EXERCISE PROMPT:
Report how many lines of the listing below include the word "шаблоны". Give nothing but the number.

### SUPPLIED ENTRIES ###

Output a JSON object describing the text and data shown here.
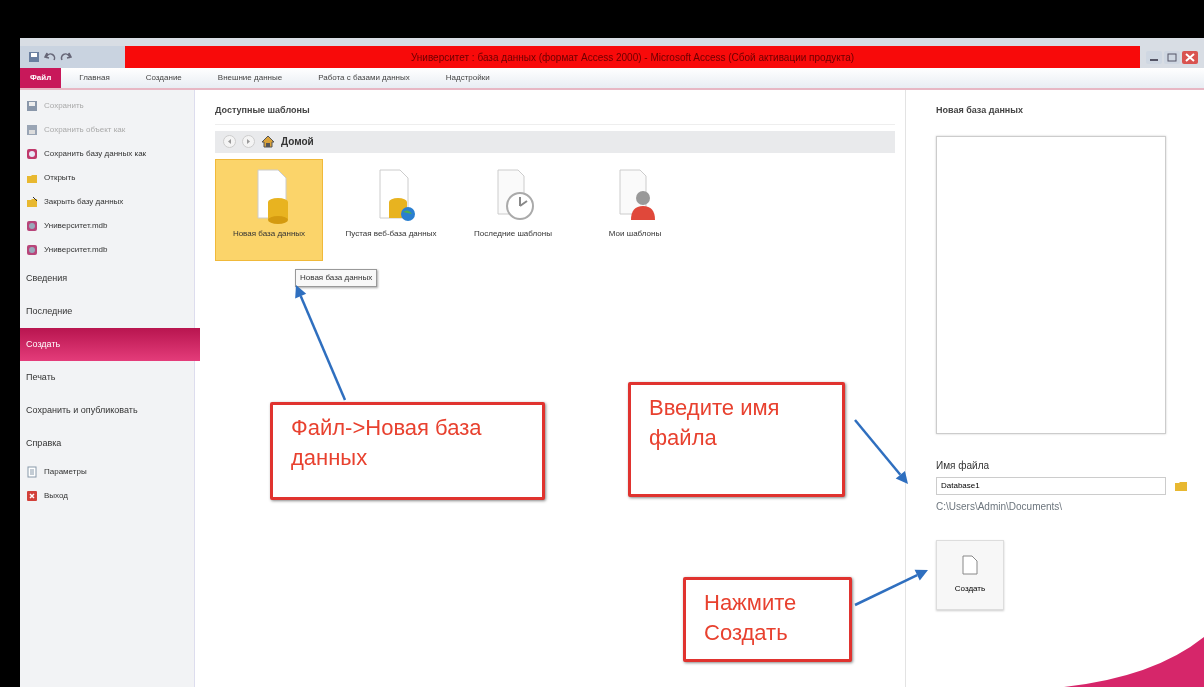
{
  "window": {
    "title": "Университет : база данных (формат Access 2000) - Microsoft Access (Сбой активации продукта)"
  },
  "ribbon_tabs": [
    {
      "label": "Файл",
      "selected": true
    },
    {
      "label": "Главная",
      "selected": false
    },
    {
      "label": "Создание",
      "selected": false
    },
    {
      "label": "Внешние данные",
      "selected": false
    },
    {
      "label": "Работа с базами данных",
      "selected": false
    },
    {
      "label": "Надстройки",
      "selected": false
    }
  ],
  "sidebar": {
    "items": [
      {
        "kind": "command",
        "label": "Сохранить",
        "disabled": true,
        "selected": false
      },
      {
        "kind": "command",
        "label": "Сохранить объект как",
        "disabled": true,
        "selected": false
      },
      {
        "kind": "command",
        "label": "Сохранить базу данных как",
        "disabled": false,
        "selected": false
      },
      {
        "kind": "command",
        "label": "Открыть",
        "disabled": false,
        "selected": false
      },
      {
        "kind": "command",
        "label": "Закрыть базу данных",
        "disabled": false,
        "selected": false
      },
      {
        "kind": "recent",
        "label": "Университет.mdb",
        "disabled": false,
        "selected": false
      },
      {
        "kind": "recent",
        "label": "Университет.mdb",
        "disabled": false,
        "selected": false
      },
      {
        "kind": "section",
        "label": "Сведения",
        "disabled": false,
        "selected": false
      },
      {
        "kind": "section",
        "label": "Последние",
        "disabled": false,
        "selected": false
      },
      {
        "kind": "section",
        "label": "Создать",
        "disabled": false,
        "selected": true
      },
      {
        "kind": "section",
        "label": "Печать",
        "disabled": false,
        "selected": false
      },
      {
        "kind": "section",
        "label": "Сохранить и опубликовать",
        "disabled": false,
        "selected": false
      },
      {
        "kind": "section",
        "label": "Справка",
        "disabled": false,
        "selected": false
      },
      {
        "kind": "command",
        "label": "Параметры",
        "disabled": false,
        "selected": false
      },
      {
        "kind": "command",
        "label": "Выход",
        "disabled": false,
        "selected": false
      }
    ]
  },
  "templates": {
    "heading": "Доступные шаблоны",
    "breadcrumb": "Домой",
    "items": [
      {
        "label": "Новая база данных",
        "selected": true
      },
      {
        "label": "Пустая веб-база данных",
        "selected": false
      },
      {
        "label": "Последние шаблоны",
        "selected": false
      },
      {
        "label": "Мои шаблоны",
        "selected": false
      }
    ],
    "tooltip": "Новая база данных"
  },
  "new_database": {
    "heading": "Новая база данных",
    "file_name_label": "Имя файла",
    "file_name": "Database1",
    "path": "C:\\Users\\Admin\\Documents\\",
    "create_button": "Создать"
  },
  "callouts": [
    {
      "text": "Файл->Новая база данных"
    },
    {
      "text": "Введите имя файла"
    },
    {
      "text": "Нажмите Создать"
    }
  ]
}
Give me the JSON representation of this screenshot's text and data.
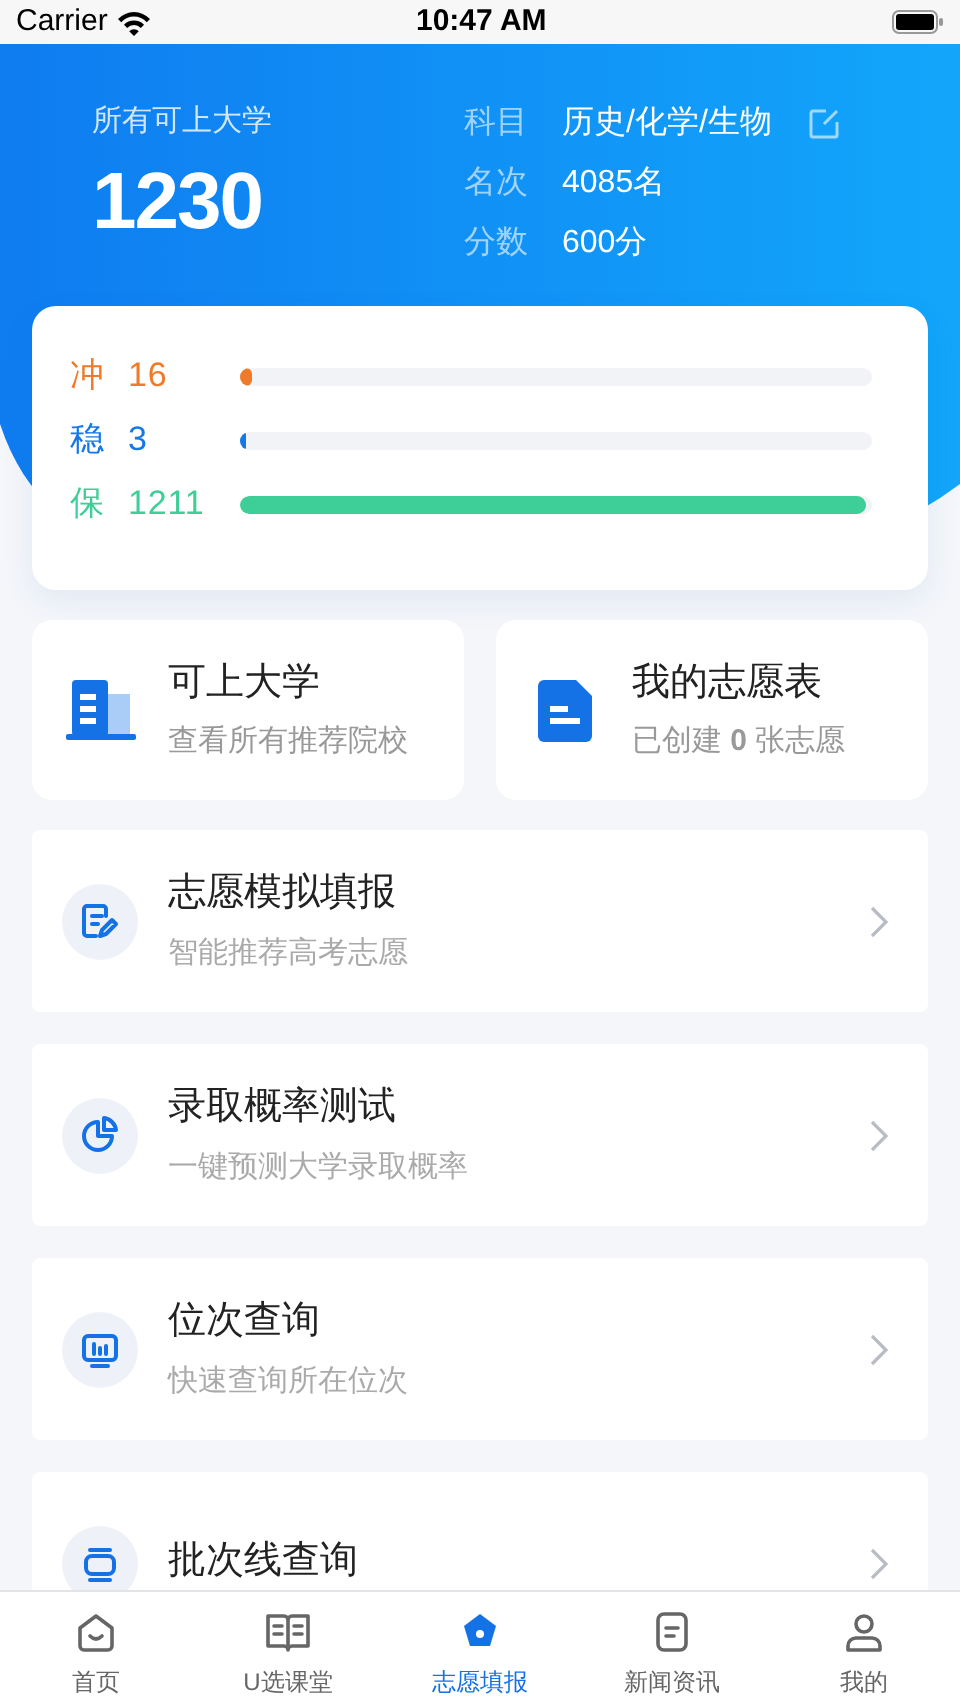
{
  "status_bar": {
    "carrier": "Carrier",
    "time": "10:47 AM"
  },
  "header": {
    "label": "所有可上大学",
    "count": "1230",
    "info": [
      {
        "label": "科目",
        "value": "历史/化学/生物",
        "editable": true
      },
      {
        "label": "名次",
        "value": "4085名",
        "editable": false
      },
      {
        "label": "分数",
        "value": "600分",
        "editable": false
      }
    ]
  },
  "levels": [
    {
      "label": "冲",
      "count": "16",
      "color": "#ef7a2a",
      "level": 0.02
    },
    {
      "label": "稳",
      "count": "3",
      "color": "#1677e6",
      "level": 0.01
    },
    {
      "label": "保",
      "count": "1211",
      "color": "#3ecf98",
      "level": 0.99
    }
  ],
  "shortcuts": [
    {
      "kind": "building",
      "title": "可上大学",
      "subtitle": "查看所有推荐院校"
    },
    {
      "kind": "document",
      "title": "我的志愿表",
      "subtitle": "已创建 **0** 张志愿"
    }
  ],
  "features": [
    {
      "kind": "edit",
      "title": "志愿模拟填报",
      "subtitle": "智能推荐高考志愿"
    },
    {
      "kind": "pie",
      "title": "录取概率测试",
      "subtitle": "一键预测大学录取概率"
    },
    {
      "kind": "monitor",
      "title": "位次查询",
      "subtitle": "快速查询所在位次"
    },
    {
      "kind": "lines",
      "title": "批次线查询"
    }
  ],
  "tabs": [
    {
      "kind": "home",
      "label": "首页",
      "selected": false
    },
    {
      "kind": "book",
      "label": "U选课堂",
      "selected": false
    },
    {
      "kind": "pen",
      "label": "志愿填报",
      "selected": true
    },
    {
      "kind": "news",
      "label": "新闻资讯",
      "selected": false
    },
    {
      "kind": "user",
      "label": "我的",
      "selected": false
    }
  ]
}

###
### SUPPLIED ENTRIES ###

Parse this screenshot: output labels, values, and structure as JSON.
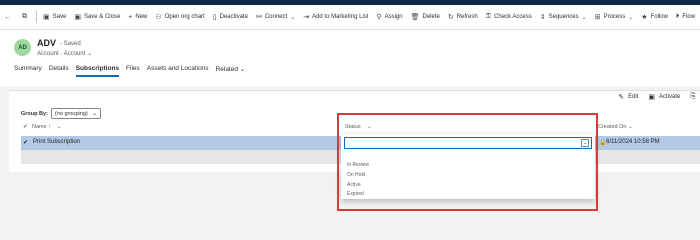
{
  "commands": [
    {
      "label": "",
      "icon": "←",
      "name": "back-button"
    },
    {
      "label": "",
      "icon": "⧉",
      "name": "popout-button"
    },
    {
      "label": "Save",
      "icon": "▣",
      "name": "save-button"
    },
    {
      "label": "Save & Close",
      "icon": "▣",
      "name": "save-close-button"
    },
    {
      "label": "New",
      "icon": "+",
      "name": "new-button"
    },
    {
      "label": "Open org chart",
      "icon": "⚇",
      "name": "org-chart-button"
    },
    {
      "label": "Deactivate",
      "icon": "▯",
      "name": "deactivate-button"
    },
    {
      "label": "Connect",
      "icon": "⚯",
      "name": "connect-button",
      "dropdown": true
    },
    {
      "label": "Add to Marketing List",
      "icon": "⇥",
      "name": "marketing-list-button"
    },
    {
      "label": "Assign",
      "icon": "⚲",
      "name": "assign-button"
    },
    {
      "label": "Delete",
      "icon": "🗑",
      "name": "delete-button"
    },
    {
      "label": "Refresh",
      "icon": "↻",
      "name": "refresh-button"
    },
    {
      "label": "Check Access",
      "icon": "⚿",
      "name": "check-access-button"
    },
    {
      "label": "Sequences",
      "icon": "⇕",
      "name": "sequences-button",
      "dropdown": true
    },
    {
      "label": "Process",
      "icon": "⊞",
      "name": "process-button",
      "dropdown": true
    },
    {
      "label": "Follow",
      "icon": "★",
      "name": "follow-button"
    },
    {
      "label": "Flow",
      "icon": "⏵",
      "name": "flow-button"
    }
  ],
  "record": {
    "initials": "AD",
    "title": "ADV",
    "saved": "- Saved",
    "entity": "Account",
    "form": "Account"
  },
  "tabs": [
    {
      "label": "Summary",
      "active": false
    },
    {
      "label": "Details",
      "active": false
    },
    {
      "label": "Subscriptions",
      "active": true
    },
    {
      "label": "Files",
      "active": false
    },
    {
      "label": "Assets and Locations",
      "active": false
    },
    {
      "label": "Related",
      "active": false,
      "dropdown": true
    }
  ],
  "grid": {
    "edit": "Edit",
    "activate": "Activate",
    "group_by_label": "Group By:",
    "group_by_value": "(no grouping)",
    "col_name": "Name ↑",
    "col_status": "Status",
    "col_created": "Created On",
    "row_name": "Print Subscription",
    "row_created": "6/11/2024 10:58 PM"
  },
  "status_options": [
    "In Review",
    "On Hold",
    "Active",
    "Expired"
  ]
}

###

EXERCISE OUTPUT:
3